- _EXERCISE AIM_: Reproduce every line in the listing that contains the word "Todavía".

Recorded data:
-.-.-
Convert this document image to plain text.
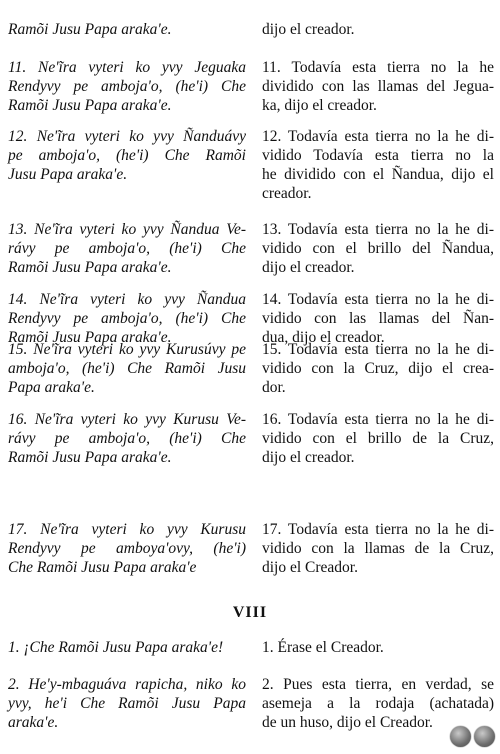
Ramõi Jusu Papa araka'e.	dijo el creador.
11. Ne'ĩra vyteri ko yvy Jeguaka
Rendyvy pe amboja'o, (he'i) Che
Ramõi Jusu Papa araka'e.
11. Todavía esta tierra no la he
dividido con las llamas del Jegua-
ka, dijo el creador.
12. Ne'ĩra vyteri ko yvy Ñanduávy
pe amboja'o, (he'i) Che Ramõi
Jusu Papa araka'e.
12. Todavía esta tierra no la he di-
vidido Todavía esta tierra no la
he dividido con el Ñandua, dijo el
creador.
13. Ne'ĩra vyteri ko yvy Ñandua Ve-
rávy pe amboja'o, (he'i) Che
Ramõi Jusu Papa araka'e.
13. Todavía esta tierra no la he di-
vidido con el brillo del Ñandua,
dijo el creador.
14. Ne'ĩra vyteri ko yvy Ñandua
Rendyvy pe amboja'o, (he'i) Che
Ramõi Jusu Papa araka'e.
14. Todavía esta tierra no la he di-
vidido con las llamas del Ñan-
dua, dijo el creador.
15. Ne'ĩra vyteri ko yvy Kurusúvy pe
amboja'o, (he'i) Che Ramõi Jusu
Papa araka'e.
15. Todavía esta tierra no la he di-
vidido con la Cruz, dijo el crea-
dor.
16. Ne'ĩra vyteri ko yvy Kurusu Ve-
rávy pe amboja'o, (he'i) Che
Ramõi Jusu Papa araka'e.
16. Todavía esta tierra no la he di-
vidido con el brillo de la Cruz,
dijo el creador.
17. Ne'ĩra vyteri ko yvy Kurusu
Rendyvy pe amboya'ovy, (he'i)
Che Ramõi Jusu Papa araka'e
17. Todavía esta tierra no la he di-
vidido con la llamas de la Cruz,
dijo el Creador.
1. ¡Che Ramõi Jusu Papa araka'e!	1. Érase el Creador.
2. He'y-mbaguáva rapicha, niko ko
yvy, he'i Che Ramõi Jusu Papa
araka'e.
2. Pues esta tierra, en verdad, se
asemeja a la rodaja (achatada)
de un huso, dijo el Creador.
VIII
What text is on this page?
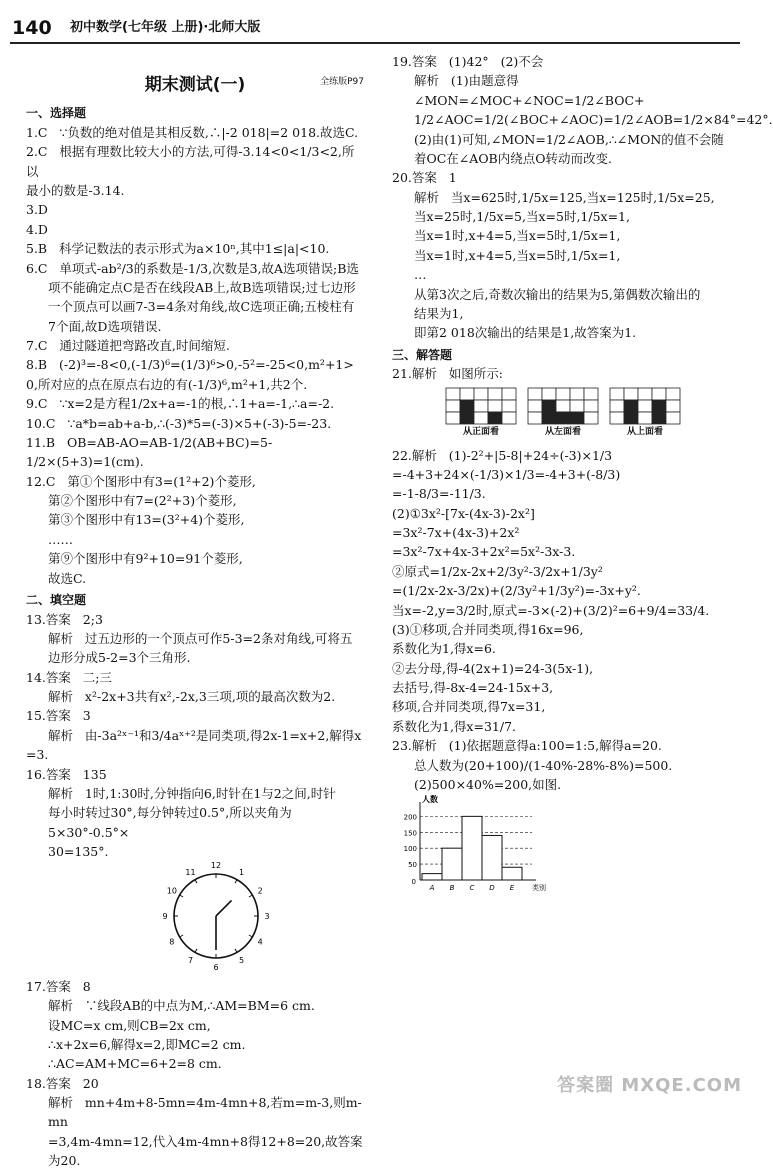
140 初中数学(七年级 上册)·北师大版
期末测试(一)	全练版P97
一、选择题
1.C   ∵负数的绝对值是其相反数,∴|-2 018|=2 018.故选C.
2.C   根据有理数比较大小的方法,可得-3.14<0<1/3<2,所以
最小的数是-3.14.
3.D
4.D
5.B   科学记数法的表示形式为a×10ⁿ,其中1≤|a|<10.
6.C   单项式-ab²/3的系数是-1/3,次数是3,故A选项错误;B选
项不能确定点C是否在线段AB上,故B选项错误;过七边形
一个顶点可以画7-3=4条对角线,故C选项正确;五棱柱有
7个面,故D选项错误.
7.C   通过隧道把弯路改直,时间缩短.
8.B   (-2)³=-8<0,(-1/3)⁶=(1/3)⁶>0,-5²=-25<0,m²+1>
0,所对应的点在原点右边的有(-1/3)⁶,m²+1,共2个.
9.C   ∵x=2是方程1/2x+a=-1的根,∴1+a=-1,∴a=-2.
10.C   ∵a*b=ab+a-b,∴(-3)*5=(-3)×5+(-3)-5=-23.
11.B   OB=AB-AO=AB-1/2(AB+BC)=5-1/2×(5+3)=1(cm).
12.C   第①个图形中有3=(1²+2)个菱形,
第②个图形中有7=(2²+3)个菱形,
第③个图形中有13=(3²+4)个菱形,
……
第⑨个图形中有9²+10=91个菱形,
故选C.
二、填空题
13.答案   2;3
解析   过五边形的一个顶点可作5-3=2条对角线,可将五
边形分成5-2=3个三角形.
14.答案   二;三
解析   x²-2x+3共有x²,-2x,3三项,项的最高次数为2.
15.答案   3
解析   由-3a²ˣ⁻¹和3/4aˣ⁺²是同类项,得2x-1=x+2,解得x
=3.
16.答案   135
解析   1时,1:30时,分钟指向6,时针在1与2之间,时针
每小时转过30°,每分钟转过0.5°,所以夹角为5×30°-0.5°×
30=135°.
12
1
2
3
4
5
6
7
8
9
10
11
17.答案   8
解析   ∵线段AB的中点为M,∴AM=BM=6 cm.
设MC=x cm,则CB=2x cm,
∴x+2x=6,解得x=2,即MC=2 cm.
∴AC=AM+MC=6+2=8 cm.
18.答案   20
解析   mn+4m+8-5mn=4m-4mn+8,若m=m-3,则m-mn
=3,4m-4mn=12,代入4m-4mn+8得12+8=20,故答案
为20.
19.答案   (1)42°   (2)不会
解析   (1)由题意得∠MON=∠MOC+∠NOC=1/2∠BOC+
1/2∠AOC=1/2(∠BOC+∠AOC)=1/2∠AOB=1/2×84°=42°.
(2)由(1)可知,∠MON=1/2∠AOB,∴∠MON的值不会随
着OC在∠AOB内绕点O转动而改变.
20.答案   1
解析   当x=625时,1/5x=125,当x=125时,1/5x=25,
当x=25时,1/5x=5,当x=5时,1/5x=1,
当x=1时,x+4=5,当x=5时,1/5x=1,
当x=1时,x+4=5,当x=5时,1/5x=1,
…
从第3次之后,奇数次输出的结果为5,第偶数次输出的
结果为1,
即第2 018次输出的结果是1,故答案为1.
三、解答题
21.解析   如图所示:
从正面看	从左面看	从上面看
22.解析   (1)-2²+|5-8|+24÷(-3)×1/3
=-4+3+24×(-1/3)×1/3=-4+3+(-8/3)
=-1-8/3=-11/3.
(2)①3x²-[7x-(4x-3)-2x²]
=3x²-7x+(4x-3)+2x²
=3x²-7x+4x-3+2x²=5x²-3x-3.
②原式=1/2x-2x+2/3y²-3/2x+1/3y²
=(1/2x-2x-3/2x)+(2/3y²+1/3y²)=-3x+y².
当x=-2,y=3/2时,原式=-3×(-2)+(3/2)²=6+9/4=33/4.
(3)①移项,合并同类项,得16x=96,
系数化为1,得x=6.
②去分母,得-4(2x+1)=24-3(5x-1),
去括号,得-8x-4=24-15x+3,
移项,合并同类项,得7x=31,
系数化为1,得x=31/7.
23.解析   (1)依据题意得a:100=1:5,解得a=20.
总人数为(20+100)/(1-40%-28%-8%)=500.
(2)500×40%=200,如图.
50
100
150
200
A B C D E
人数
类别
0
答案圈 MXQE.COM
-.-.-
- _TASK SOLUTION_:
11. Todavía esta tierra no la he
12. Todavía esta tierra no la he di-
vidido Todavía esta tierra no la
13. Todavía esta tierra no la he di-
14. Todavía esta tierra no la he di-
15. Todavía esta tierra no la he di-
16. Todavía esta tierra no la he di-
17. Todavía esta tierra no la he di-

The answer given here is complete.